__Exercise requirements__:
Would you retype the records below exactly as they appear?

__Source material__:
----------

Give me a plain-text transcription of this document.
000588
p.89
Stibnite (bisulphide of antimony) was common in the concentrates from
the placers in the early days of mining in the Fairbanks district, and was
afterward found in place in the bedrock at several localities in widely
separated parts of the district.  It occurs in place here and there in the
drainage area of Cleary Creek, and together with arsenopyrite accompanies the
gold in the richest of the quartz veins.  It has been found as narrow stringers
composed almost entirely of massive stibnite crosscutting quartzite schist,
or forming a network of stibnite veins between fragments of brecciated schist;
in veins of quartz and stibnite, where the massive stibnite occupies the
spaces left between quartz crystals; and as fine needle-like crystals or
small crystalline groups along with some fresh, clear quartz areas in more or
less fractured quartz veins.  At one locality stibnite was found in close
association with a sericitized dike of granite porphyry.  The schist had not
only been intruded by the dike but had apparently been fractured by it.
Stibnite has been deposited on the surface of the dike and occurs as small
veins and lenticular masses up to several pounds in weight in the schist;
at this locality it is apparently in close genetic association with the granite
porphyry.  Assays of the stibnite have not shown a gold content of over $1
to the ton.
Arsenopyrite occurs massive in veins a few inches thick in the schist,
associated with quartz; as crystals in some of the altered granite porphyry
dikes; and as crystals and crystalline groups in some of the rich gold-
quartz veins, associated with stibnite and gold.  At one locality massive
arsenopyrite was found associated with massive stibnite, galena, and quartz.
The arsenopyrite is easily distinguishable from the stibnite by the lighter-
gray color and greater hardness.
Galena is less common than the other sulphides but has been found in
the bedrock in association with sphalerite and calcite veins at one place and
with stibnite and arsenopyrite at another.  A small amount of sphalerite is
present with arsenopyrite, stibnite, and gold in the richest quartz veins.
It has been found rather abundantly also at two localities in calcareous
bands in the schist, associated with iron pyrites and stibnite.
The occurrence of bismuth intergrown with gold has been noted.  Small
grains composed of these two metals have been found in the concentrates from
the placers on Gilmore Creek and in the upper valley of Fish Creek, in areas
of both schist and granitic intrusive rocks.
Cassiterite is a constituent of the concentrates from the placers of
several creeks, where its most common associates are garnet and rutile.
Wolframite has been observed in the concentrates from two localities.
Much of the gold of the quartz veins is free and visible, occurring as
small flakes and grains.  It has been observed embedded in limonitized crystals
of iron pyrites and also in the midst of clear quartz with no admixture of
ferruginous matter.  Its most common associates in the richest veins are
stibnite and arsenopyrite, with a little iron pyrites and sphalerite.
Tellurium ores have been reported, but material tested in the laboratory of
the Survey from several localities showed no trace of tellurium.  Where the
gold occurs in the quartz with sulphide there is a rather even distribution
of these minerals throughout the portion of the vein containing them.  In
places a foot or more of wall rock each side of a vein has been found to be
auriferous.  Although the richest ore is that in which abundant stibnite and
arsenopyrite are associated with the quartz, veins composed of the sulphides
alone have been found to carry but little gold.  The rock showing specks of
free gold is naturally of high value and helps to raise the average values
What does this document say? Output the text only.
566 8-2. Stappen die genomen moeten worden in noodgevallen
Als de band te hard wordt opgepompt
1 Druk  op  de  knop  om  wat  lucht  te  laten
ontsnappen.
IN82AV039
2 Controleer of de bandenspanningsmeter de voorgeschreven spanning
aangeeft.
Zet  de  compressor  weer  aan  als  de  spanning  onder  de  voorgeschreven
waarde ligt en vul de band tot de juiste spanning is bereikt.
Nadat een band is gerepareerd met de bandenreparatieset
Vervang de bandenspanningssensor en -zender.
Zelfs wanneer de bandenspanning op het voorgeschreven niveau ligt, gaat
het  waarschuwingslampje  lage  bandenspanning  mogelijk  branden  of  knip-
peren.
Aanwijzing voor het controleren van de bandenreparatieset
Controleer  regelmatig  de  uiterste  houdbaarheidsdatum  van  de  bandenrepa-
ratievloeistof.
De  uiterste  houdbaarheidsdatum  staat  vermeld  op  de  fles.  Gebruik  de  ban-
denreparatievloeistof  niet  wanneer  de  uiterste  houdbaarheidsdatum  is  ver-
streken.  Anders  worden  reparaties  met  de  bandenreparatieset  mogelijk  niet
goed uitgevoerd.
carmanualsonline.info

----------

__Response__:
Give me a plain-text transcription of this document.
000588
p.89
Stibnite (bisulphide of antimony) was common in the concentrates from
the placers in the early days of mining in the Fairbanks district, and was
afterward found in place in the bedrock at several localities in widely
separated parts of the district.  It occurs in place here and there in the
drainage area of Cleary Creek, and together with arsenopyrite accompanies the
gold in the richest of the quartz veins.  It has been found as narrow stringers
composed almost entirely of massive stibnite crosscutting quartzite schist,
or forming a network of stibnite veins between fragments of brecciated schist;
in veins of quartz and stibnite, where the massive stibnite occupies the
spaces left between quartz crystals; and as fine needle-like crystals or
small crystalline groups along with some fresh, clear quartz areas in more or
less fractured quartz veins.  At one locality stibnite was found in close
association with a sericitized dike of granite porphyry.  The schist had not
only been intruded by the dike but had apparently been fractured by it.
Stibnite has been deposited on the surface of the dike and occurs as small
veins and lenticular masses up to several pounds in weight in the schist;
at this locality it is apparently in close genetic association with the granite
porphyry.  Assays of the stibnite have not shown a gold content of over $1
to the ton.
Arsenopyrite occurs massive in veins a few inches thick in the schist,
associated with quartz; as crystals in some of the altered granite porphyry
dikes; and as crystals and crystalline groups in some of the rich gold-
quartz veins, associated with stibnite and gold.  At one locality massive
arsenopyrite was found associated with massive stibnite, galena, and quartz.
The arsenopyrite is easily distinguishable from the stibnite by the lighter-
gray color and greater hardness.
Galena is less common than the other sulphides but has been found in
the bedrock in association with sphalerite and calcite veins at one place and
with stibnite and arsenopyrite at another.  A small amount of sphalerite is
present with arsenopyrite, stibnite, and gold in the richest quartz veins.
It has been found rather abundantly also at two localities in calcareous
bands in the schist, associated with iron pyrites and stibnite.
The occurrence of bismuth intergrown with gold has been noted.  Small
grains composed of these two metals have been found in the concentrates from
the placers on Gilmore Creek and in the upper valley of Fish Creek, in areas
of both schist and granitic intrusive rocks.
Cassiterite is a constituent of the concentrates from the placers of
several creeks, where its most common associates are garnet and rutile.
Wolframite has been observed in the concentrates from two localities.
Much of the gold of the quartz veins is free and visible, occurring as
small flakes and grains.  It has been observed embedded in limonitized crystals
of iron pyrites and also in the midst of clear quartz with no admixture of
ferruginous matter.  Its most common associates in the richest veins are
stibnite and arsenopyrite, with a little iron pyrites and sphalerite.
Tellurium ores have been reported, but material tested in the laboratory of
the Survey from several localities showed no trace of tellurium.  Where the
gold occurs in the quartz with sulphide there is a rather even distribution
of these minerals throughout the portion of the vein containing them.  In
places a foot or more of wall rock each side of a vein has been found to be
auriferous.  Although the richest ore is that in which abundant stibnite and
arsenopyrite are associated with the quartz, veins composed of the sulphides
alone have been found to carry but little gold.  The rock showing specks of
free gold is naturally of high value and helps to raise the average values
What does this document say? Output the text only.
566 8-2. Stappen die genomen moeten worden in noodgevallen
Als de band te hard wordt opgepompt
1 Druk  op  de  knop  om  wat  lucht  te  laten
ontsnappen.
IN82AV039
2 Controleer of de bandenspanningsmeter de voorgeschreven spanning
aangeeft.
Zet  de  compressor  weer  aan  als  de  spanning  onder  de  voorgeschreven
waarde ligt en vul de band tot de juiste spanning is bereikt.
Nadat een band is gerepareerd met de bandenreparatieset
Vervang de bandenspanningssensor en -zender.
Zelfs wanneer de bandenspanning op het voorgeschreven niveau ligt, gaat
het  waarschuwingslampje  lage  bandenspanning  mogelijk  branden  of  knip-
peren.
Aanwijzing voor het controleren van de bandenreparatieset
Controleer  regelmatig  de  uiterste  houdbaarheidsdatum  van  de  bandenrepa-
ratievloeistof.
De  uiterste  houdbaarheidsdatum  staat  vermeld  op  de  fles.  Gebruik  de  ban-
denreparatievloeistof  niet  wanneer  de  uiterste  houdbaarheidsdatum  is  ver-
streken.  Anders  worden  reparaties  met  de  bandenreparatieset  mogelijk  niet
goed uitgevoerd.
carmanualsonline.info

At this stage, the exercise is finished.